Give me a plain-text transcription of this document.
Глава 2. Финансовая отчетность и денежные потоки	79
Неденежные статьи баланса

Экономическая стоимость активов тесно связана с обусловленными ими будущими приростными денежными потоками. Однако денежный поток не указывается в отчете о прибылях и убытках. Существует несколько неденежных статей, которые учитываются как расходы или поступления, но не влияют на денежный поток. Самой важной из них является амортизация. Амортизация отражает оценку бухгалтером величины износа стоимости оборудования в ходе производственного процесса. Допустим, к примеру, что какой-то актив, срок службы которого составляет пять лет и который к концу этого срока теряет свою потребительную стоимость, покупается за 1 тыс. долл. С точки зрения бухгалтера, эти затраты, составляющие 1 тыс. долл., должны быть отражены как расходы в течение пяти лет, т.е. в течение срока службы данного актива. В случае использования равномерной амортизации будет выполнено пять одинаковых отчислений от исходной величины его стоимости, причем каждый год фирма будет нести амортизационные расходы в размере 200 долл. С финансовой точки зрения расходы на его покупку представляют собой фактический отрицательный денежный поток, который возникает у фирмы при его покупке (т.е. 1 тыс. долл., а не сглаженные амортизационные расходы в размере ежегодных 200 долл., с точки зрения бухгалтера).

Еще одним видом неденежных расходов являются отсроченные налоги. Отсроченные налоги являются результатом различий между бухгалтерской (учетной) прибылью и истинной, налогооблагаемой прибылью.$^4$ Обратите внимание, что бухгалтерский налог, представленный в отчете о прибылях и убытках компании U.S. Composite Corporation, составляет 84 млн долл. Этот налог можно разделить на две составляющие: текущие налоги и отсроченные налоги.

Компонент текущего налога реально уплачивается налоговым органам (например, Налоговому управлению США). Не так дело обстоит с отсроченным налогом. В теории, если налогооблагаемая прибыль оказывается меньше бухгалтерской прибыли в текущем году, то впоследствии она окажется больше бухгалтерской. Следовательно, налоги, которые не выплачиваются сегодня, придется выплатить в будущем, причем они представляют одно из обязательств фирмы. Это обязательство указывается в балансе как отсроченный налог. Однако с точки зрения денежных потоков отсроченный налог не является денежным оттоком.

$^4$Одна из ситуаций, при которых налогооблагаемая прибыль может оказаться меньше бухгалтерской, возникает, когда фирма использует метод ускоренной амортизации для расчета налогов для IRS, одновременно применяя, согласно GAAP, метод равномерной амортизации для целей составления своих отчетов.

· · · ·

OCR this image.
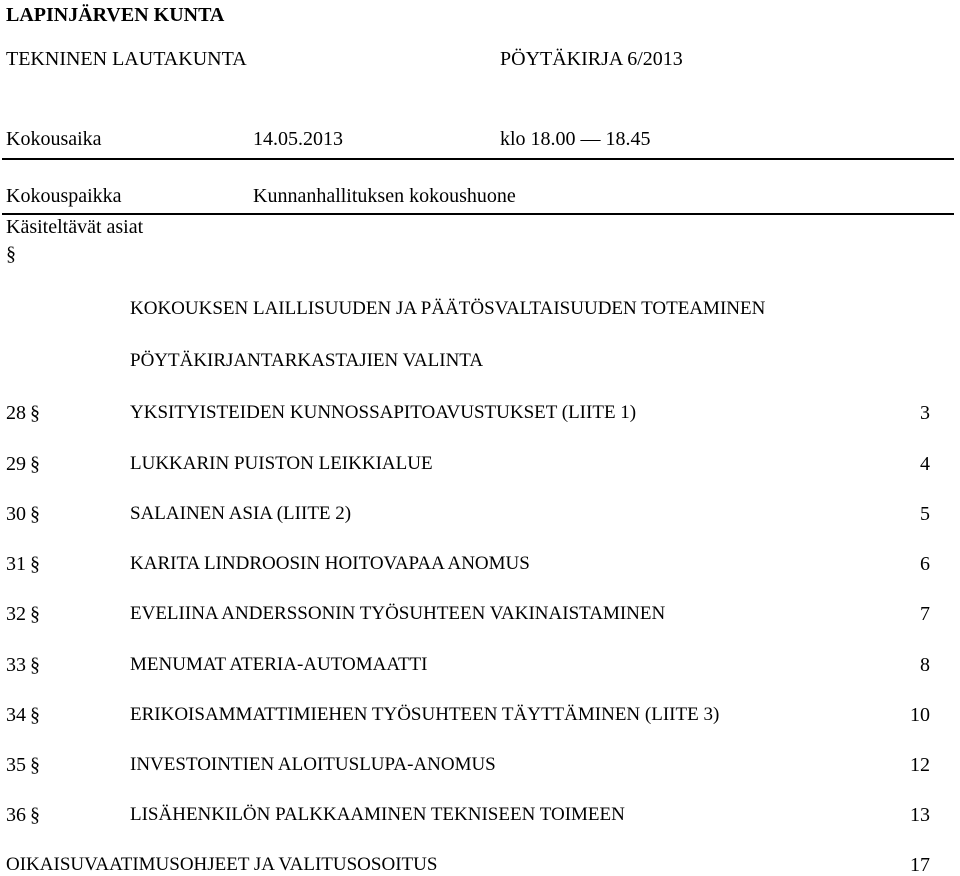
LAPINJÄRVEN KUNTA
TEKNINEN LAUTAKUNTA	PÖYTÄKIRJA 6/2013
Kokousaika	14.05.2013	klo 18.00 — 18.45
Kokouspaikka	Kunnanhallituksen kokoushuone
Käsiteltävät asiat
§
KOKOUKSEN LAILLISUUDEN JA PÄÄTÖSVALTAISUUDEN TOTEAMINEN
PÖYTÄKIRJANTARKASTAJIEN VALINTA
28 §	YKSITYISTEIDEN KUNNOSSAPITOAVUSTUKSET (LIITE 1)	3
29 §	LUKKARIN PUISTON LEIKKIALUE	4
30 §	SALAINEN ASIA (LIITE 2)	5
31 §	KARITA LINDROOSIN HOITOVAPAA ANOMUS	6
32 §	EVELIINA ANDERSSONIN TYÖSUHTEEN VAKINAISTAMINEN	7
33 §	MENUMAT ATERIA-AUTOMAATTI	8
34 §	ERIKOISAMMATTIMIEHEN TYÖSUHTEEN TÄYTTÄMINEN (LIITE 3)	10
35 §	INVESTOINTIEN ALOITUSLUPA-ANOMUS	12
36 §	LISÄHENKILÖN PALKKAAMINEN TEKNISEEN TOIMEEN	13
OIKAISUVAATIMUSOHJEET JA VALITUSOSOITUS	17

· · · ·

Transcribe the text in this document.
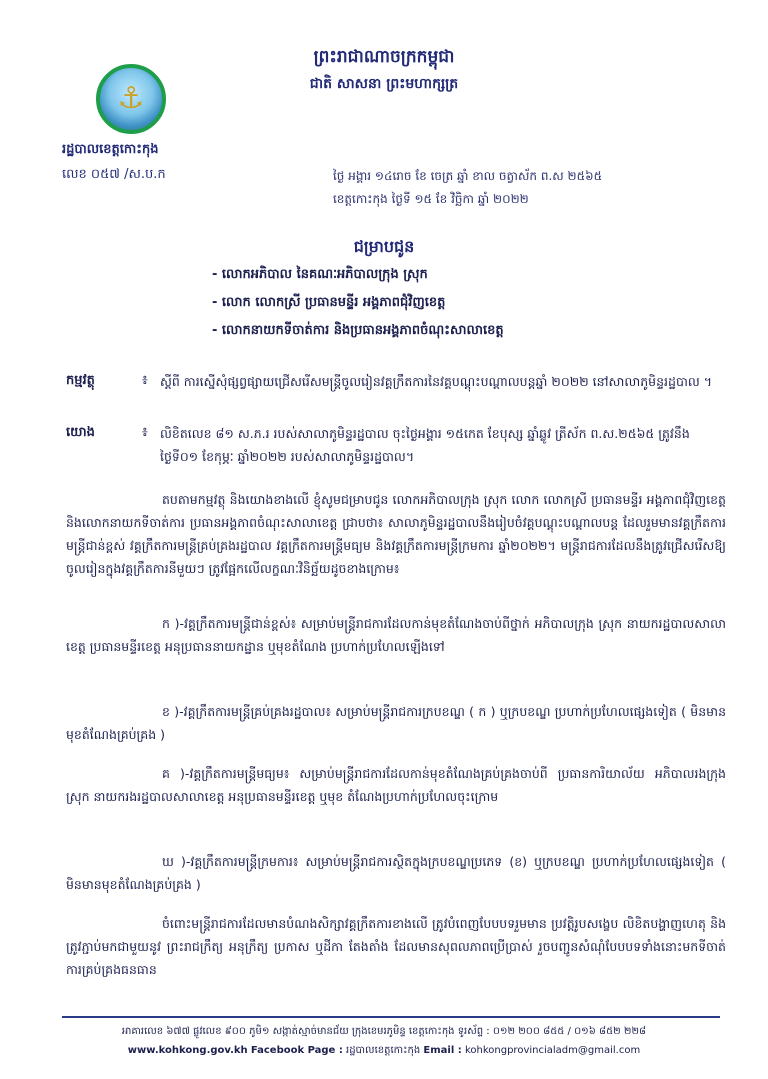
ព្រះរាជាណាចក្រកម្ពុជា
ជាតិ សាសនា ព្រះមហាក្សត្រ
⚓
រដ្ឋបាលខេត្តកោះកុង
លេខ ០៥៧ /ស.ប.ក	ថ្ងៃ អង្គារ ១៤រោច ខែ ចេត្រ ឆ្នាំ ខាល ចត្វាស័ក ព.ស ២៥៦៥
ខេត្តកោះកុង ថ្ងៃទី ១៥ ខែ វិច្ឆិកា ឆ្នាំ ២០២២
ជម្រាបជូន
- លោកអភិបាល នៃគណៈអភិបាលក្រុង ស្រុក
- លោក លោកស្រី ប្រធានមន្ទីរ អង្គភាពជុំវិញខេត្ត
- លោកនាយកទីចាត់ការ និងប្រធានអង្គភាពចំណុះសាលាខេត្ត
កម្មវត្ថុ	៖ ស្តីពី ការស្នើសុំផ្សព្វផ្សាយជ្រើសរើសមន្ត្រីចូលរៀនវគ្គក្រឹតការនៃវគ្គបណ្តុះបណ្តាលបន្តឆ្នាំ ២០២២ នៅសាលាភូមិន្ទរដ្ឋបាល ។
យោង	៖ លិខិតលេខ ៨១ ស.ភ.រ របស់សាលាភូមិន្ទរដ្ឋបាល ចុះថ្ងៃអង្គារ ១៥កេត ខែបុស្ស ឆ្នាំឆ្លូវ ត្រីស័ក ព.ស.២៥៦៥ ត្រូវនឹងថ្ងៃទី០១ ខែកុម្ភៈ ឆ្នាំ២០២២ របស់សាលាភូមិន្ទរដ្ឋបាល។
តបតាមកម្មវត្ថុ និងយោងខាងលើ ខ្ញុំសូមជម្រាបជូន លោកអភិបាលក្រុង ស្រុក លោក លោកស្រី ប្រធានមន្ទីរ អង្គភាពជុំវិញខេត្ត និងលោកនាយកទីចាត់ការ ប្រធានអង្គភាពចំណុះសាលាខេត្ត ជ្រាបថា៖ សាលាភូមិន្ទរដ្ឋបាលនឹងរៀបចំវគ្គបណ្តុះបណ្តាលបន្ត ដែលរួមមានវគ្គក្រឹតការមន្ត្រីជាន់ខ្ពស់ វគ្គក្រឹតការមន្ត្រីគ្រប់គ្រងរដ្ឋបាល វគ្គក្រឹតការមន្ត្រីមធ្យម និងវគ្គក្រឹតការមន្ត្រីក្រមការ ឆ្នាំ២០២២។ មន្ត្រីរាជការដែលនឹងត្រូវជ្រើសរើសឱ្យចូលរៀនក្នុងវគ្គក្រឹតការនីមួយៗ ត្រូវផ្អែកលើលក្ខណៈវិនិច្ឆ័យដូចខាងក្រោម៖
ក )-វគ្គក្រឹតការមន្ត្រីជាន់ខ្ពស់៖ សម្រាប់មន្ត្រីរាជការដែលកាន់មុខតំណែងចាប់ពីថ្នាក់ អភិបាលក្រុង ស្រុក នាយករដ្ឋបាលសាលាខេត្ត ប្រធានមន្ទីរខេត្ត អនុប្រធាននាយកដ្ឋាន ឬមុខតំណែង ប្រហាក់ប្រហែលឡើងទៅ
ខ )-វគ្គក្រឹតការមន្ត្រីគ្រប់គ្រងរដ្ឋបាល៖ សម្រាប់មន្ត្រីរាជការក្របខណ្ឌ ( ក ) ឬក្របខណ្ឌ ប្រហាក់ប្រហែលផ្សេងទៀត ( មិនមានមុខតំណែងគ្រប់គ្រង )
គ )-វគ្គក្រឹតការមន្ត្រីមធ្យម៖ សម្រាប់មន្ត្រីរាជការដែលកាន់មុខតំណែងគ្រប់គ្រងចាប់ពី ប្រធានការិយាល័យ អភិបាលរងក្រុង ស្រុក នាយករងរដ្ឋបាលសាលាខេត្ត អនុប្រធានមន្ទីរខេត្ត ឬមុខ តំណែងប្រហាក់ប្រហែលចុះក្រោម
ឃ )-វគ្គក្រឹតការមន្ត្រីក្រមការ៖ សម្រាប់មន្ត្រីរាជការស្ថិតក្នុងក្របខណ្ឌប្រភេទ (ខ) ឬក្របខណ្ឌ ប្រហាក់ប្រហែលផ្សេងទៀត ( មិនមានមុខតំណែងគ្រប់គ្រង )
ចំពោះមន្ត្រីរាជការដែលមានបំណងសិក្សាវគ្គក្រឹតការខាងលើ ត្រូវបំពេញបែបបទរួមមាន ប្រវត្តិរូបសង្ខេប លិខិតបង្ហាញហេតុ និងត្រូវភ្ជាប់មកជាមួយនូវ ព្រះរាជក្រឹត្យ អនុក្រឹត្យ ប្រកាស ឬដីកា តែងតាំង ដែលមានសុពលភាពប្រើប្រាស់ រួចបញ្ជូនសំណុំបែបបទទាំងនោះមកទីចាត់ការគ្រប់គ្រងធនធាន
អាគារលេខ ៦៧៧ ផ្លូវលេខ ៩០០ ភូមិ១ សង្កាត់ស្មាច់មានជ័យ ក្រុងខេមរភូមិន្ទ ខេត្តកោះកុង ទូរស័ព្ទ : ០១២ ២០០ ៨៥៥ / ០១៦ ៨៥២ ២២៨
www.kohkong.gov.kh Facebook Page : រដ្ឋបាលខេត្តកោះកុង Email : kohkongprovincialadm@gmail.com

· · · ·

▶ [EXERCISE]
Set out every line from the material that contains the string "бухгалтерской".

▶ [WRITTEN RESPONSE]
Еще одним видом неденежных расходов являются отсроченные налоги. Отсроченные налоги являются результатом различий между бухгалтерской (учетной) прибылью и истинной, налогооблагаемой прибылью.$^4$ Обратите внимание, что бухгалтерский налог, представленный в отчете о прибылях и убытках компании U.S. Composite Corporation, составляет 84 млн долл. Этот налог можно разделить на две составляющие: текущие налоги и отсроченные налоги.
Компонент текущего налога реально уплачивается налоговым органам (например, Налоговому управлению США). Не так дело обстоит с отсроченным налогом. В теории, если налогооблагаемая прибыль оказывается меньше бухгалтерской прибыли в текущем году, то впоследствии она окажется больше бухгалтерской. Следовательно, налоги, которые не выплачиваются сегодня, придется выплатить в будущем, причем они представляют одно из обязательств фирмы. Это обязательство указывается в балансе как отсроченный налог. Однако с точки зрения денежных потоков отсроченный налог не является денежным оттоком.
$^4$Одна из ситуаций, при которых налогооблагаемая прибыль может оказаться меньше бухгалтерской, возникает, когда фирма использует метод ускоренной амортизации для расчета налогов для IRS, одновременно применяя, согласно GAAP, метод равномерной амортизации для целей составления своих отчетов.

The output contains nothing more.